_What the exercise asks_
Count every line that has the word "color". Give the number, without anything more.

— begin Input rows —

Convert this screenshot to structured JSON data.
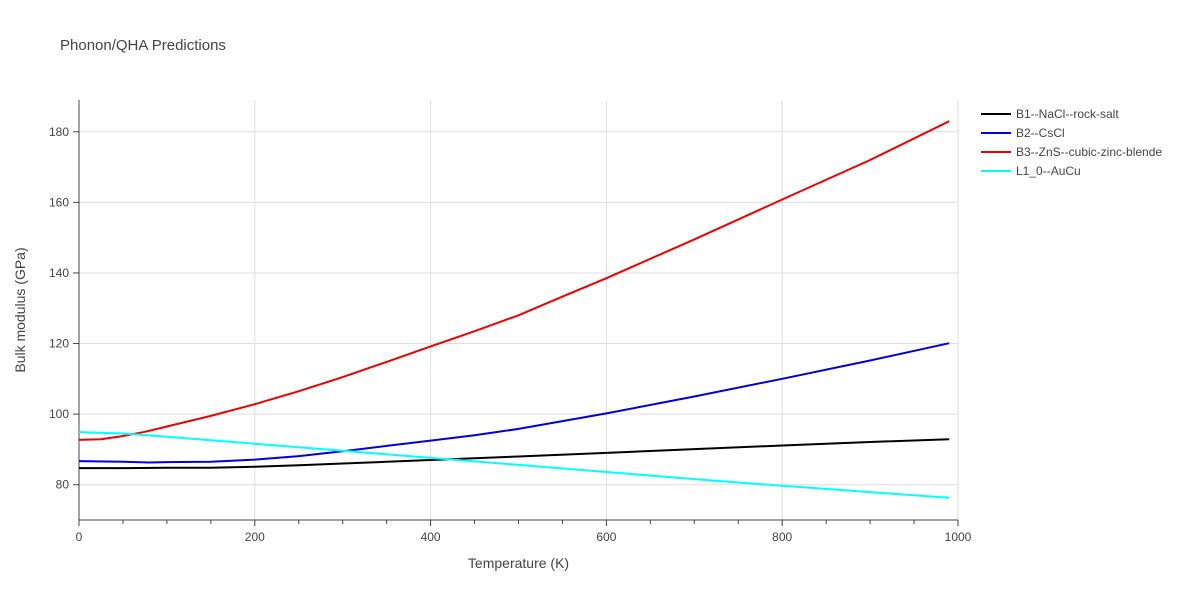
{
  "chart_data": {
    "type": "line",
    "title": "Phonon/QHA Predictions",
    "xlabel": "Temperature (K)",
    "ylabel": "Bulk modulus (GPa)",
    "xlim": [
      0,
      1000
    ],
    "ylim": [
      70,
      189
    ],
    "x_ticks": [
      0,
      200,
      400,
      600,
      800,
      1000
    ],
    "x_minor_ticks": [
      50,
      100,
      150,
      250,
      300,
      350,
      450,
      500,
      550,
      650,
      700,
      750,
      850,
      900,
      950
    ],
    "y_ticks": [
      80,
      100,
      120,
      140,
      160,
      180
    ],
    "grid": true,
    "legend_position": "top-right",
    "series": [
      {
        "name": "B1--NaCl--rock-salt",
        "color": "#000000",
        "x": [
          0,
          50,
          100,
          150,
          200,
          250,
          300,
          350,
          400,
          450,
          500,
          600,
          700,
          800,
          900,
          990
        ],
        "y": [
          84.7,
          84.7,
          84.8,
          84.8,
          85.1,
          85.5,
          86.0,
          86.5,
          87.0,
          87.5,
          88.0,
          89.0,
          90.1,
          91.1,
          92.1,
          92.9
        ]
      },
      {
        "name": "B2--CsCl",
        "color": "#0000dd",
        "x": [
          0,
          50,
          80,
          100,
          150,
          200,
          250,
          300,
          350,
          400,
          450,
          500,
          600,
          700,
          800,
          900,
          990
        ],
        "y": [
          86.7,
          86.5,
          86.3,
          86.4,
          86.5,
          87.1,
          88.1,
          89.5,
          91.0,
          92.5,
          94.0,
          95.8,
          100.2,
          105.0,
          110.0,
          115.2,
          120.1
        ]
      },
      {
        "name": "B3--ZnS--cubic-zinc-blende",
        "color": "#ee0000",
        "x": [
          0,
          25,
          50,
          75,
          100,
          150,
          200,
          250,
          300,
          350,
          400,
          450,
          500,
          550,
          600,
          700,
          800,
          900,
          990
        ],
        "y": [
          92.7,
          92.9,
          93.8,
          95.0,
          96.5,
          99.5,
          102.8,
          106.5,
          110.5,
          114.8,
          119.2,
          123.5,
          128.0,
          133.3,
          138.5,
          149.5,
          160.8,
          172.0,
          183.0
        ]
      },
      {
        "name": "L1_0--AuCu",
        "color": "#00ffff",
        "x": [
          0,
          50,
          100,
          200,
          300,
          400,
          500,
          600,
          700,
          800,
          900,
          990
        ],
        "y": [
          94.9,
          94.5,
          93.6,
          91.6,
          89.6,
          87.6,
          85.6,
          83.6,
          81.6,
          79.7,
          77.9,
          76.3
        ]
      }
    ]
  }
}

— end Input rows —

_In response_
4